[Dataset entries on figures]

┄┄┄┄┄┄┄┄┄┄

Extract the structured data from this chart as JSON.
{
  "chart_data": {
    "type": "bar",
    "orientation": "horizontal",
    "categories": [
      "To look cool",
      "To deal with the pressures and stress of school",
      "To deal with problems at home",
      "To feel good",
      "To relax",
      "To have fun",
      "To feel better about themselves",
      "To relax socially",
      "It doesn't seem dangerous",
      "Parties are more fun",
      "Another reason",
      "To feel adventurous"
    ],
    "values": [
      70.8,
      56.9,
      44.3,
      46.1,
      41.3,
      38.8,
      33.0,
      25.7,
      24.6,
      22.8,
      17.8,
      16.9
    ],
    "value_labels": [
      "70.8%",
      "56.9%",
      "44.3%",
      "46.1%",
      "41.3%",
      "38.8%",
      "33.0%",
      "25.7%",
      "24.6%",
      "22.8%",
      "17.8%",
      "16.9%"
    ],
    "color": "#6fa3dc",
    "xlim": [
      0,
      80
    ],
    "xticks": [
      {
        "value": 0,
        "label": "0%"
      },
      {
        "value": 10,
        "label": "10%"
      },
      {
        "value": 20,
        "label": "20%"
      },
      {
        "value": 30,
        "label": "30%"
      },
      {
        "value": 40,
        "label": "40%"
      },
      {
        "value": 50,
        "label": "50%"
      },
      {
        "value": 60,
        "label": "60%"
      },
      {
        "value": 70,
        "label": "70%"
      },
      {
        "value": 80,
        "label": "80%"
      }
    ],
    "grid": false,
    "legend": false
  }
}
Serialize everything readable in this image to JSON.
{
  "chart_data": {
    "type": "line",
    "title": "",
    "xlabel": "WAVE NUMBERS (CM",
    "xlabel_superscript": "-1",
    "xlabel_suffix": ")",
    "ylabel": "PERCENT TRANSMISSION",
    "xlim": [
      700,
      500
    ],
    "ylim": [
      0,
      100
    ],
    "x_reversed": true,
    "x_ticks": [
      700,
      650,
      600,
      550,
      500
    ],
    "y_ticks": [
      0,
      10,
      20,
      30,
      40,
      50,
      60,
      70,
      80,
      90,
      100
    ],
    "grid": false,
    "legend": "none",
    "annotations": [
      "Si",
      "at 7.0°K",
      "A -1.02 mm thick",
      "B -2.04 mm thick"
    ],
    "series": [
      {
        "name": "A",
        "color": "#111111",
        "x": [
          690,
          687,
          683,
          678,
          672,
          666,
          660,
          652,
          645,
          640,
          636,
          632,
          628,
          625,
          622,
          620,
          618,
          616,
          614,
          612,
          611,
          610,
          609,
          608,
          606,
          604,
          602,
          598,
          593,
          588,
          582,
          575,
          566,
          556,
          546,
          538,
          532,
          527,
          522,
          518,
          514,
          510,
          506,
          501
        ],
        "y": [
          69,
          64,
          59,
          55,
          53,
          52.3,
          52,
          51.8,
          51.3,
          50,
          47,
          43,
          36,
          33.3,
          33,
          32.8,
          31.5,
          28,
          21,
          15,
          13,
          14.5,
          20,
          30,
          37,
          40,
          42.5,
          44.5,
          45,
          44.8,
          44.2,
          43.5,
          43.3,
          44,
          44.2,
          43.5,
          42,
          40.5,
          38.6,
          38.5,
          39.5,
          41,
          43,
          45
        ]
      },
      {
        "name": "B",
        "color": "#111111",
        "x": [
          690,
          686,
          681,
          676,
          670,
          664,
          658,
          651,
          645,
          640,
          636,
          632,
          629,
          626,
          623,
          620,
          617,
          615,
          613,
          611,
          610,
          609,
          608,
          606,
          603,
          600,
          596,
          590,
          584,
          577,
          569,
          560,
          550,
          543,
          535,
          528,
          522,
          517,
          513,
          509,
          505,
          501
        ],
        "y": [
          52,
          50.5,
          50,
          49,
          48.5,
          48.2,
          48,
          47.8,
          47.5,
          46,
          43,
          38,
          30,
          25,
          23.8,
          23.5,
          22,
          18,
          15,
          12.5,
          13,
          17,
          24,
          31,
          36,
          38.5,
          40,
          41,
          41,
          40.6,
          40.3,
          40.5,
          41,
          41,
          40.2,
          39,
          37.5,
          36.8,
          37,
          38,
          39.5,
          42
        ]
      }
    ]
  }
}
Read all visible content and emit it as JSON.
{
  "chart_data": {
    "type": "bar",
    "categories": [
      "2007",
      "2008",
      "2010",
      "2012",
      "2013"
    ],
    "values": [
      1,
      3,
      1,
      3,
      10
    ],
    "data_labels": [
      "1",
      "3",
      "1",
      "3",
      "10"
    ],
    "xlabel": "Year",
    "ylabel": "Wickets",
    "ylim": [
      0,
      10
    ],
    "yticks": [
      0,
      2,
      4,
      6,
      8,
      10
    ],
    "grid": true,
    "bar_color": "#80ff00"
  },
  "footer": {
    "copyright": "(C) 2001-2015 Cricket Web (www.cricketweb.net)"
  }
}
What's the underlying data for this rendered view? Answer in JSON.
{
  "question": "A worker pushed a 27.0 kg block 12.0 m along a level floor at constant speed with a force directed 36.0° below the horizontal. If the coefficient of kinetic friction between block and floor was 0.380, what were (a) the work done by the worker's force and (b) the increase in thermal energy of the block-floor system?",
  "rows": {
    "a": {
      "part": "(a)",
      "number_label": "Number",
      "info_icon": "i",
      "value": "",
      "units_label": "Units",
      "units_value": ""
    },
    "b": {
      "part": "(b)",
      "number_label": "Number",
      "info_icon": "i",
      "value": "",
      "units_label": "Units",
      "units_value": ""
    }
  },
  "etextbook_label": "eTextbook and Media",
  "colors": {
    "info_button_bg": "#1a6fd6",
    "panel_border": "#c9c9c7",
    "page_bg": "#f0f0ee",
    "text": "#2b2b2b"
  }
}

┄┄┄┄┄┄┄┄┄┄

* GIVEN EXERCISE: Starting with the line that contains "What's the underlying", write out each line through the end of the listing, exactly as it appears, and include nothing else.

* FINISHED ANSWER:
What's the underlying data for this rendered view? Answer in JSON.
{
  "question": "A worker pushed a 27.0 kg block 12.0 m along a level floor at constant speed with a force directed 36.0° below the horizontal. If the coefficient of kinetic friction between block and floor was 0.380, what were (a) the work done by the worker's force and (b) the increase in thermal energy of the block-floor system?",
  "rows": {
    "a": {
      "part": "(a)",
      "number_label": "Number",
      "info_icon": "i",
      "value": "",
      "units_label": "Units",
      "units_value": ""
    },
    "b": {
      "part": "(b)",
      "number_label": "Number",
      "info_icon": "i",
      "value": "",
      "units_label": "Units",
      "units_value": ""
    }
  },
  "etextbook_label": "eTextbook and Media",
  "colors": {
    "info_button_bg": "#1a6fd6",
    "panel_border": "#c9c9c7",
    "page_bg": "#f0f0ee",
    "text": "#2b2b2b"
  }
}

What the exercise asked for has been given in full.